[Recorded data]
****************

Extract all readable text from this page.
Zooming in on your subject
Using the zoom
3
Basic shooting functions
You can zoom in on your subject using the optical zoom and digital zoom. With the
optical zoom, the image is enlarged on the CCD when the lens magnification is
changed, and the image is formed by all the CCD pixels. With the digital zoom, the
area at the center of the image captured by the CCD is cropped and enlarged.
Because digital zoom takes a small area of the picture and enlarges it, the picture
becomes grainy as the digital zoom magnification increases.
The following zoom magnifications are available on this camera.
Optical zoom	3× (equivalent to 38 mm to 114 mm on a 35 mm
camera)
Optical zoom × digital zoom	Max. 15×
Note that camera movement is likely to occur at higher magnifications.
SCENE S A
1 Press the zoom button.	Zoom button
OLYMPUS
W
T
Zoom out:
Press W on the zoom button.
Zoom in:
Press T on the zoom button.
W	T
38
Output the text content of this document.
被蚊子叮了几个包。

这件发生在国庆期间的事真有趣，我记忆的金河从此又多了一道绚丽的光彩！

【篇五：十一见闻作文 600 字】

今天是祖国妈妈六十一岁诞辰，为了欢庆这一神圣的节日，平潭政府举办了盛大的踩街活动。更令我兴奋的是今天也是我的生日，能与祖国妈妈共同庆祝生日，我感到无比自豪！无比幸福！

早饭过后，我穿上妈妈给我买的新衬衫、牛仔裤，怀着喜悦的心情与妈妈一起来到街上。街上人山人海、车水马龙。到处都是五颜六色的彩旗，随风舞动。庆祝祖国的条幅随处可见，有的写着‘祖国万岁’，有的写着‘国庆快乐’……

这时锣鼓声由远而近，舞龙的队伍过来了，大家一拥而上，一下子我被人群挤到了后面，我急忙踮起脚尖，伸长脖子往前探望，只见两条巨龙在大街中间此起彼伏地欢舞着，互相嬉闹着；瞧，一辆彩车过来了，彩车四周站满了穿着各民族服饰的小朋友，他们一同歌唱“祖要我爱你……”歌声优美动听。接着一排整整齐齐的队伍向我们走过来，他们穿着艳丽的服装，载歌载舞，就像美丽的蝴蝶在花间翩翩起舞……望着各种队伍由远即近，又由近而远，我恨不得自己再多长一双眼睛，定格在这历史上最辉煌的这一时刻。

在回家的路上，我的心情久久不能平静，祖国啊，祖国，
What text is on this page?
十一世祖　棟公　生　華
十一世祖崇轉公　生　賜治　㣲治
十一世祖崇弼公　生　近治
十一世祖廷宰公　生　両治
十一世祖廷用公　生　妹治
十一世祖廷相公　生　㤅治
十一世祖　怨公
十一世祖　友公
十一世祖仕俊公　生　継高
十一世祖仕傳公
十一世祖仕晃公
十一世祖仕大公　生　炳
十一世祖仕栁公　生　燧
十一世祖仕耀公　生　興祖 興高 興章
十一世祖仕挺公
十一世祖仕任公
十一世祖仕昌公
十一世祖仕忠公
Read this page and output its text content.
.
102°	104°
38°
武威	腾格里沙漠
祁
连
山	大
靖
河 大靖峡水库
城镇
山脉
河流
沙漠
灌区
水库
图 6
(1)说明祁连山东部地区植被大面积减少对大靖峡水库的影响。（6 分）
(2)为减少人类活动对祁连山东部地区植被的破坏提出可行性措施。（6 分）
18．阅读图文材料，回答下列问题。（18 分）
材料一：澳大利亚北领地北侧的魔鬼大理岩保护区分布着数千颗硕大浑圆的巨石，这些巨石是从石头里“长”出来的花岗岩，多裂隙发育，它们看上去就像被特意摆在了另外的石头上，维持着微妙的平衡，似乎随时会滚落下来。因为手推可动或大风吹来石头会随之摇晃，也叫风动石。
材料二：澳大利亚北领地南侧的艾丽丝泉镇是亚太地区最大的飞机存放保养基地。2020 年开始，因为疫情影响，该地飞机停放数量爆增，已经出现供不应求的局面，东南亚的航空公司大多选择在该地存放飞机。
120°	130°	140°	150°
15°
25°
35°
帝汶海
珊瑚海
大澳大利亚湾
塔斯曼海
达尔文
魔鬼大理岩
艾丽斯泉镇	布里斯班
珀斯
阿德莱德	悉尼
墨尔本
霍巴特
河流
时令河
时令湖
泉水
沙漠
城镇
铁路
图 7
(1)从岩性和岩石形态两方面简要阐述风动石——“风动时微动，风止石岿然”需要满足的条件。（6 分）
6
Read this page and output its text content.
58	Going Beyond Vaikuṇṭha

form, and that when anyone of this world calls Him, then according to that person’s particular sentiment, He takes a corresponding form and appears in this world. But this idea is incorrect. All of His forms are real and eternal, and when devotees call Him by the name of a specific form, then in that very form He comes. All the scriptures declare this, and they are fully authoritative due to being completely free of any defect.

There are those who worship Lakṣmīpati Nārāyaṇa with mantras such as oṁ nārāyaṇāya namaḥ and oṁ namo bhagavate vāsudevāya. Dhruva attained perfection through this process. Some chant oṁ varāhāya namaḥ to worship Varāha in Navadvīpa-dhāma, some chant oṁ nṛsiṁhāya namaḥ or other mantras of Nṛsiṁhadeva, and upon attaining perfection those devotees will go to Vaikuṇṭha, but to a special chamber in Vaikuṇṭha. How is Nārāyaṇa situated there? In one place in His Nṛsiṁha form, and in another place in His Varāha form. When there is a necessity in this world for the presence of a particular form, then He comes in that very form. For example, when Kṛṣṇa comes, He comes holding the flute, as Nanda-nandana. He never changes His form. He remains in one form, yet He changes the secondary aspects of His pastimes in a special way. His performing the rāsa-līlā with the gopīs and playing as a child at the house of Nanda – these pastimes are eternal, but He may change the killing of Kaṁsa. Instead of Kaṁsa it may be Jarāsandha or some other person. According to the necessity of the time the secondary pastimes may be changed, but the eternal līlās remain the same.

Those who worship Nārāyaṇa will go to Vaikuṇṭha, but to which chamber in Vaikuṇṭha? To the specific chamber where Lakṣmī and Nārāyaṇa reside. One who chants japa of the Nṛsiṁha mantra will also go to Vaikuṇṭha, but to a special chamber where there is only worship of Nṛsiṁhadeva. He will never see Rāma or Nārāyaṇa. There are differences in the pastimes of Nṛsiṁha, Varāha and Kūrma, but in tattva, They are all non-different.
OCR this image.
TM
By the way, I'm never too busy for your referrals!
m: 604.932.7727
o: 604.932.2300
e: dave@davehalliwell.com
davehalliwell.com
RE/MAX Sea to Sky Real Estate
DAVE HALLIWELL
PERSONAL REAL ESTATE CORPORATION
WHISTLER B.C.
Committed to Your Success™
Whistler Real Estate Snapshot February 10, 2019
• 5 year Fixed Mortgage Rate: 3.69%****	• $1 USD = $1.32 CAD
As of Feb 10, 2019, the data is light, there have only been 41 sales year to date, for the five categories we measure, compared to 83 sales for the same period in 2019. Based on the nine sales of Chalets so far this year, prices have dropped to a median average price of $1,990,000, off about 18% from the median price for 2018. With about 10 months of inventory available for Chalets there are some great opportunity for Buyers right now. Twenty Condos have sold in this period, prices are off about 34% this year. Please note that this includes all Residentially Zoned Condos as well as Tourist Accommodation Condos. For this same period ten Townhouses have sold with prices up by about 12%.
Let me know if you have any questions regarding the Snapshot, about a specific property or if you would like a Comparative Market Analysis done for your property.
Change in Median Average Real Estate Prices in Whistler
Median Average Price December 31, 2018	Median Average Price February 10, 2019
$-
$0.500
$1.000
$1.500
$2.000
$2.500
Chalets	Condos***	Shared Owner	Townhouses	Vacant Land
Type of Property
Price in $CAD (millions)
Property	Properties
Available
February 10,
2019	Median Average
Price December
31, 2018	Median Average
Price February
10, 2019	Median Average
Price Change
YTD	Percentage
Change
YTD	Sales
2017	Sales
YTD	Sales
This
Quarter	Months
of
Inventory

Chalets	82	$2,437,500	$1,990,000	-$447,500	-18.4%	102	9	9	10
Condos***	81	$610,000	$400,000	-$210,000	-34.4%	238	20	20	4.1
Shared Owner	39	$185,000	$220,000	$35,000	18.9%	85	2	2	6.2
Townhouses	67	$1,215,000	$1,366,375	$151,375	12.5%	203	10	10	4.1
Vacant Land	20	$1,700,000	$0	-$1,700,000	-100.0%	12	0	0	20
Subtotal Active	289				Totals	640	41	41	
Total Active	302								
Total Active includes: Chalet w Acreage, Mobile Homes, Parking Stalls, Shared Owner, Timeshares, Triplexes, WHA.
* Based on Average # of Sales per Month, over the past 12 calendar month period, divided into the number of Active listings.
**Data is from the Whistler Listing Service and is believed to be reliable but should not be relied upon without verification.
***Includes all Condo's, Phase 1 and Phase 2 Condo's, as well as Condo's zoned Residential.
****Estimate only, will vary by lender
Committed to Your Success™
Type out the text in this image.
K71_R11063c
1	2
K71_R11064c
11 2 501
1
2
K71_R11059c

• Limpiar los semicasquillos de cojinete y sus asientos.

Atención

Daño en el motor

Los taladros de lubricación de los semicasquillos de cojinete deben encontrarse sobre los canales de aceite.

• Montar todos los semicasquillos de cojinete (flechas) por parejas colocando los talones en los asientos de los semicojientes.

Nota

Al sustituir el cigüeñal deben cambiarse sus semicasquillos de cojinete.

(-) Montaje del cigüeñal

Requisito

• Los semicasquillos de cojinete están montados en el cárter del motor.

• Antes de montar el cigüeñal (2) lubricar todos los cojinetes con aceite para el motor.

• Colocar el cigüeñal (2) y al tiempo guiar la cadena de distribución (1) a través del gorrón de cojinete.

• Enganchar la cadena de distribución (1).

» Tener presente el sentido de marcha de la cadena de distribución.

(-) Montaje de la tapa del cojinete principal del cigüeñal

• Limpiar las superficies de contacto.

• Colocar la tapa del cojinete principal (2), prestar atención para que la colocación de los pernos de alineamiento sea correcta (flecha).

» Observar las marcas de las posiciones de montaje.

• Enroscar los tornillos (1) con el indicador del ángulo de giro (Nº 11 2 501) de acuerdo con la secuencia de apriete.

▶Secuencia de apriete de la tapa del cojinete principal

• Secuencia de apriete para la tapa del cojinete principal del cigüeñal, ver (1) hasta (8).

****************

### TASK DETAILS
Reproduce nothing but the lines from the line containing "Type out the text in this image." to the last line of the data, each exactly as written.

### EXERCISE ANSWER
Type out the text in this image.
K71_R11063c
1	2
K71_R11064c
11 2 501
1
2
K71_R11059c

• Limpiar los semicasquillos de cojinete y sus asientos.

Atención

Daño en el motor

Los taladros de lubricación de los semicasquillos de cojinete deben encontrarse sobre los canales de aceite.

• Montar todos los semicasquillos de cojinete (flechas) por parejas colocando los talones en los asientos de los semicojientes.

Nota

Al sustituir el cigüeñal deben cambiarse sus semicasquillos de cojinete.

(-) Montaje del cigüeñal

Requisito

• Los semicasquillos de cojinete están montados en el cárter del motor.

• Antes de montar el cigüeñal (2) lubricar todos los cojinetes con aceite para el motor.

• Colocar el cigüeñal (2) y al tiempo guiar la cadena de distribución (1) a través del gorrón de cojinete.

• Enganchar la cadena de distribución (1).

» Tener presente el sentido de marcha de la cadena de distribución.

(-) Montaje de la tapa del cojinete principal del cigüeñal

• Limpiar las superficies de contacto.

• Colocar la tapa del cojinete principal (2), prestar atención para que la colocación de los pernos de alineamiento sea correcta (flecha).

» Observar las marcas de las posiciones de montaje.

• Enroscar los tornillos (1) con el indicador del ángulo de giro (Nº 11 2 501) de acuerdo con la secuencia de apriete.

▶Secuencia de apriete de la tapa del cojinete principal

• Secuencia de apriete para la tapa del cojinete principal del cigüeñal, ver (1) hasta (8).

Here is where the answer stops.